→ **Exercise details**
Spot every line with the word "лейкоцитоз" and return it.

# Data shown start

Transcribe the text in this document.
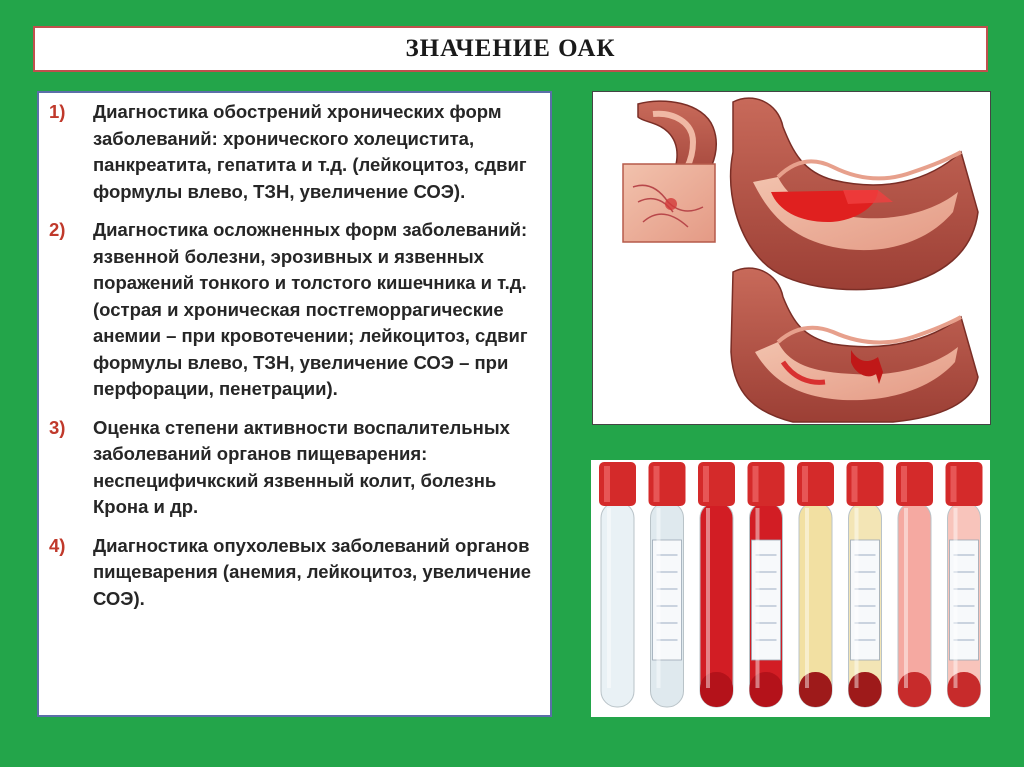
ЗНАЧЕНИЕ ОАК
1)	Диагностика обострений хронических форм заболеваний: хронического холецистита, панкреатита, гепатита и т.д. (лейкоцитоз, сдвиг формулы влево, ТЗН, увеличение СОЭ).
2)	Диагностика осложненных форм заболеваний: язвенной болезни, эрозивных и язвенных поражений тонкого и толстого кишечника и т.д. (острая и хроническая постгеморрагические анемии – при кровотечении; лейкоцитоз, сдвиг формулы влево, ТЗН, увеличение СОЭ – при перфорации, пенетрации).
3)	Оценка степени активности воспалительных заболеваний органов пищеварения: неспецифичкский язвенный колит, болезнь Крона и др.
4)	Диагностика опухолевых заболеваний органов пищеварения (анемия, лейкоцитоз, увеличение СОЭ).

# Data shown end

→ **Completed task**
1)	Диагностика обострений хронических форм заболеваний: хронического холецистита, панкреатита, гепатита и т.д. (лейкоцитоз, сдвиг формулы влево, ТЗН, увеличение СОЭ).
2)	Диагностика осложненных форм заболеваний: язвенной болезни, эрозивных и язвенных поражений тонкого и толстого кишечника и т.д. (острая и хроническая постгеморрагические анемии – при кровотечении; лейкоцитоз, сдвиг формулы влево, ТЗН, увеличение СОЭ – при перфорации, пенетрации).
4)	Диагностика опухолевых заболеваний органов пищеварения (анемия, лейкоцитоз, увеличение СОЭ).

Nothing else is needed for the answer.